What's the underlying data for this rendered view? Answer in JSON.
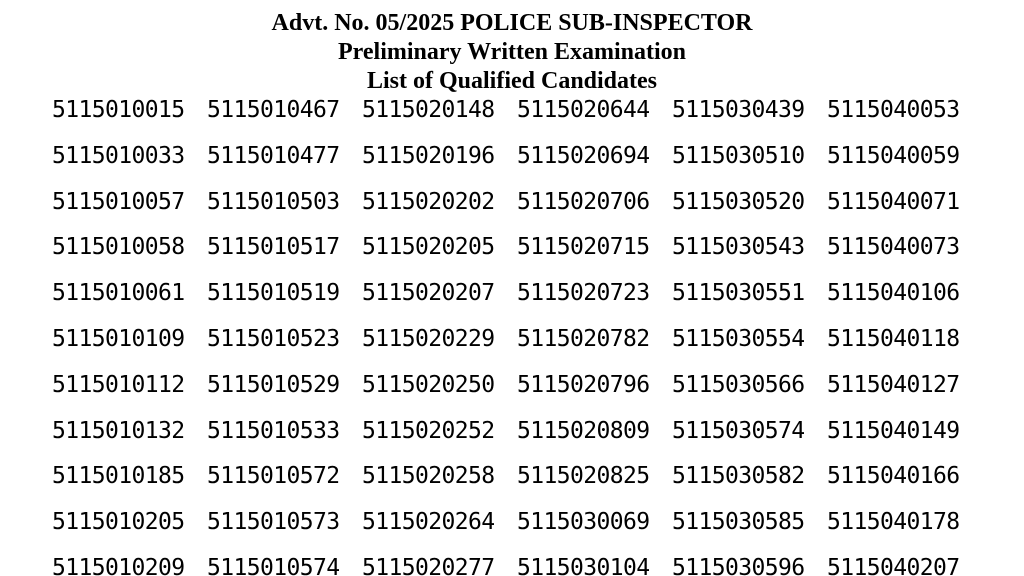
{
  "document": {
    "title_line1": "Advt. No. 05/2025 POLICE SUB-INSPECTOR",
    "title_line2": "Preliminary Written Examination",
    "title_line3": "List of Qualified Candidates",
    "text_color": "#000000",
    "background_color": "#ffffff"
  },
  "candidates": {
    "columns": 6,
    "rows": [
      [
        "5115010015",
        "5115010467",
        "5115020148",
        "5115020644",
        "5115030439",
        "5115040053"
      ],
      [
        "5115010033",
        "5115010477",
        "5115020196",
        "5115020694",
        "5115030510",
        "5115040059"
      ],
      [
        "5115010057",
        "5115010503",
        "5115020202",
        "5115020706",
        "5115030520",
        "5115040071"
      ],
      [
        "5115010058",
        "5115010517",
        "5115020205",
        "5115020715",
        "5115030543",
        "5115040073"
      ],
      [
        "5115010061",
        "5115010519",
        "5115020207",
        "5115020723",
        "5115030551",
        "5115040106"
      ],
      [
        "5115010109",
        "5115010523",
        "5115020229",
        "5115020782",
        "5115030554",
        "5115040118"
      ],
      [
        "5115010112",
        "5115010529",
        "5115020250",
        "5115020796",
        "5115030566",
        "5115040127"
      ],
      [
        "5115010132",
        "5115010533",
        "5115020252",
        "5115020809",
        "5115030574",
        "5115040149"
      ],
      [
        "5115010185",
        "5115010572",
        "5115020258",
        "5115020825",
        "5115030582",
        "5115040166"
      ],
      [
        "5115010205",
        "5115010573",
        "5115020264",
        "5115030069",
        "5115030585",
        "5115040178"
      ],
      [
        "5115010209",
        "5115010574",
        "5115020277",
        "5115030104",
        "5115030596",
        "5115040207"
      ]
    ]
  }
}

....................

▸ **TASK DIRECTIONS**: Copy the data exactly. Any picture it contains is to be omitted.

▸ **RESPONSE BELOW**:
What's the underlying data for this rendered view? Answer in JSON.
{
  "document": {
    "title_line1": "Advt. No. 05/2025 POLICE SUB-INSPECTOR",
    "title_line2": "Preliminary Written Examination",
    "title_line3": "List of Qualified Candidates",
    "text_color": "#000000",
    "background_color": "#ffffff"
  },
  "candidates": {
    "columns": 6,
    "rows": [
      [
        "5115010015",
        "5115010467",
        "5115020148",
        "5115020644",
        "5115030439",
        "5115040053"
      ],
      [
        "5115010033",
        "5115010477",
        "5115020196",
        "5115020694",
        "5115030510",
        "5115040059"
      ],
      [
        "5115010057",
        "5115010503",
        "5115020202",
        "5115020706",
        "5115030520",
        "5115040071"
      ],
      [
        "5115010058",
        "5115010517",
        "5115020205",
        "5115020715",
        "5115030543",
        "5115040073"
      ],
      [
        "5115010061",
        "5115010519",
        "5115020207",
        "5115020723",
        "5115030551",
        "5115040106"
      ],
      [
        "5115010109",
        "5115010523",
        "5115020229",
        "5115020782",
        "5115030554",
        "5115040118"
      ],
      [
        "5115010112",
        "5115010529",
        "5115020250",
        "5115020796",
        "5115030566",
        "5115040127"
      ],
      [
        "5115010132",
        "5115010533",
        "5115020252",
        "5115020809",
        "5115030574",
        "5115040149"
      ],
      [
        "5115010185",
        "5115010572",
        "5115020258",
        "5115020825",
        "5115030582",
        "5115040166"
      ],
      [
        "5115010205",
        "5115010573",
        "5115020264",
        "5115030069",
        "5115030585",
        "5115040178"
      ],
      [
        "5115010209",
        "5115010574",
        "5115020277",
        "5115030104",
        "5115030596",
        "5115040207"
      ]
    ]
  }
}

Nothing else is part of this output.